Brief
Omit the images, then print each record below exactly as it reads.

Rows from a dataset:
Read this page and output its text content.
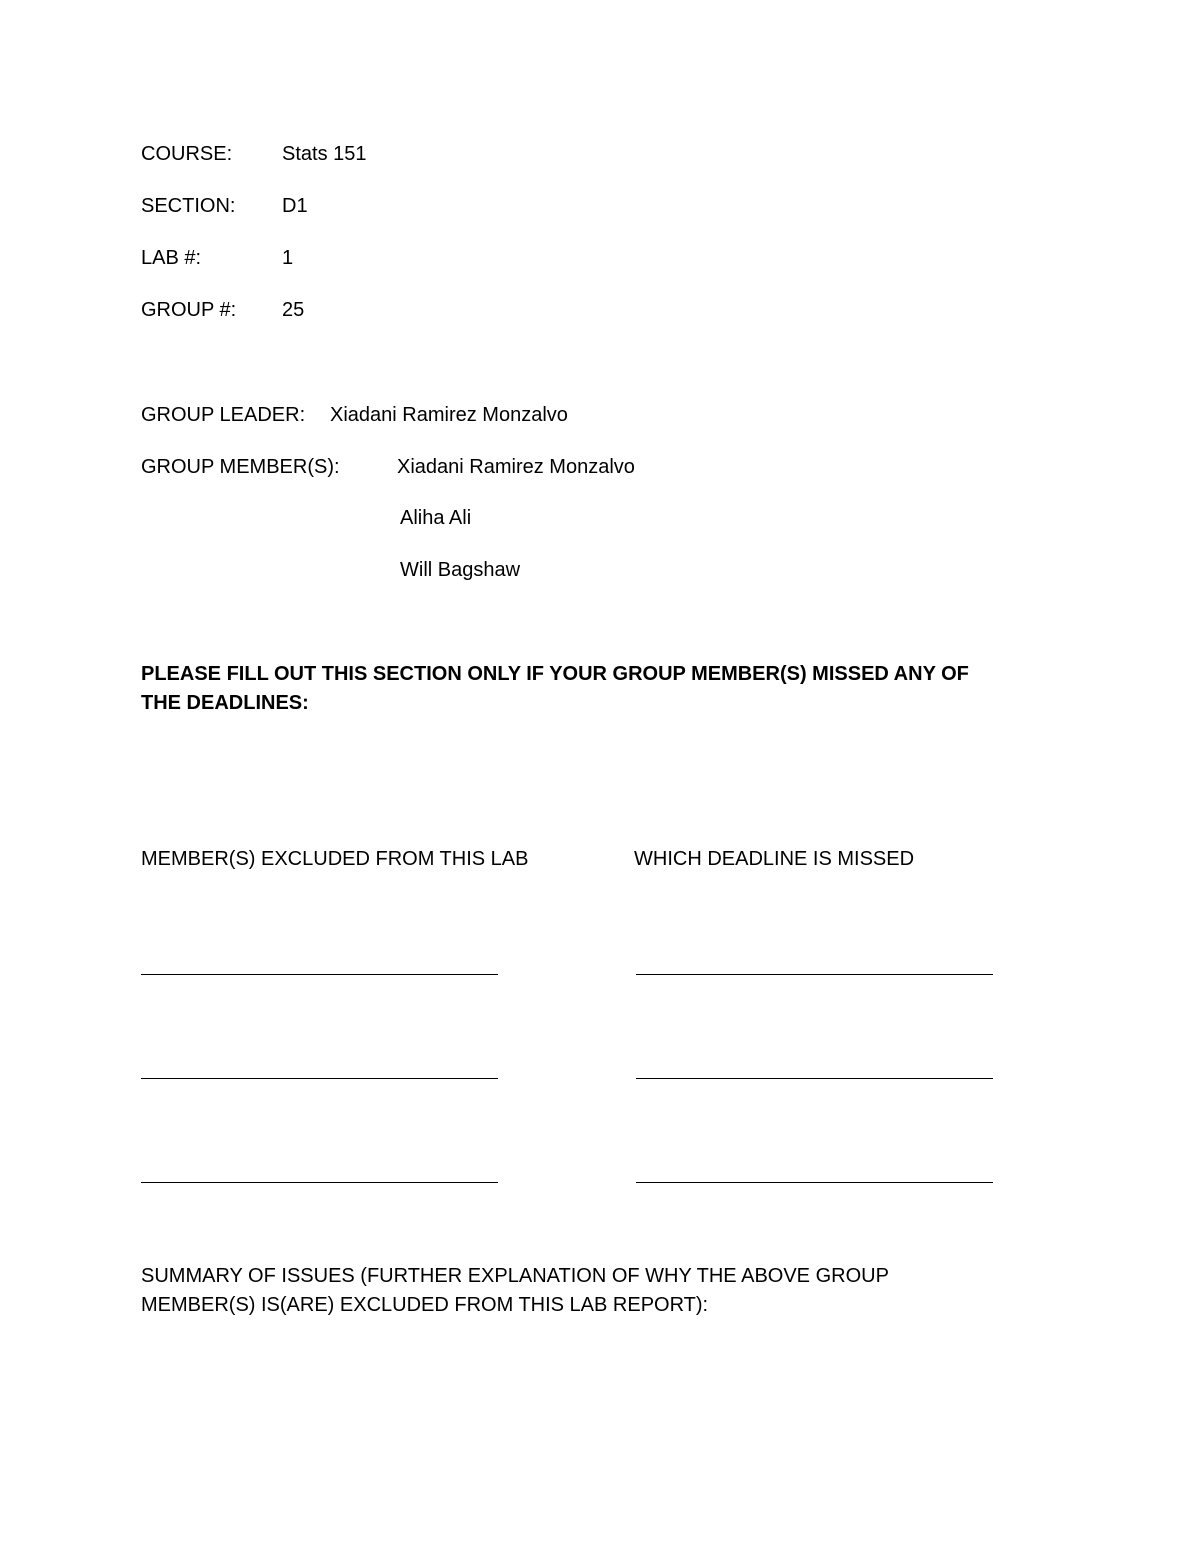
COURSE: Stats 151
SECTION: D1
LAB #:	1
GROUP #: 25
GROUP LEADER: Xiadani Ramirez Monzalvo
GROUP MEMBER(S):	Xiadani Ramirez Monzalvo
Aliha Ali
Will Bagshaw
PLEASE FILL OUT THIS SECTION ONLY IF YOUR GROUP MEMBER(S) MISSED ANY OF
THE DEADLINES:
MEMBER(S) EXCLUDED FROM THIS LAB	WHICH DEADLINE IS MISSED
SUMMARY OF ISSUES (FURTHER EXPLANATION OF WHY THE ABOVE GROUP
MEMBER(S) IS(ARE) EXCLUDED FROM THIS LAB REPORT):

Task solution
Read this page and output its text content.
COURSE: Stats 151
SECTION: D1
LAB #:	1
GROUP #: 25
GROUP LEADER: Xiadani Ramirez Monzalvo
GROUP MEMBER(S):	Xiadani Ramirez Monzalvo
Aliha Ali
Will Bagshaw
PLEASE FILL OUT THIS SECTION ONLY IF YOUR GROUP MEMBER(S) MISSED ANY OF
THE DEADLINES:
MEMBER(S) EXCLUDED FROM THIS LAB	WHICH DEADLINE IS MISSED
SUMMARY OF ISSUES (FURTHER EXPLANATION OF WHY THE ABOVE GROUP
MEMBER(S) IS(ARE) EXCLUDED FROM THIS LAB REPORT):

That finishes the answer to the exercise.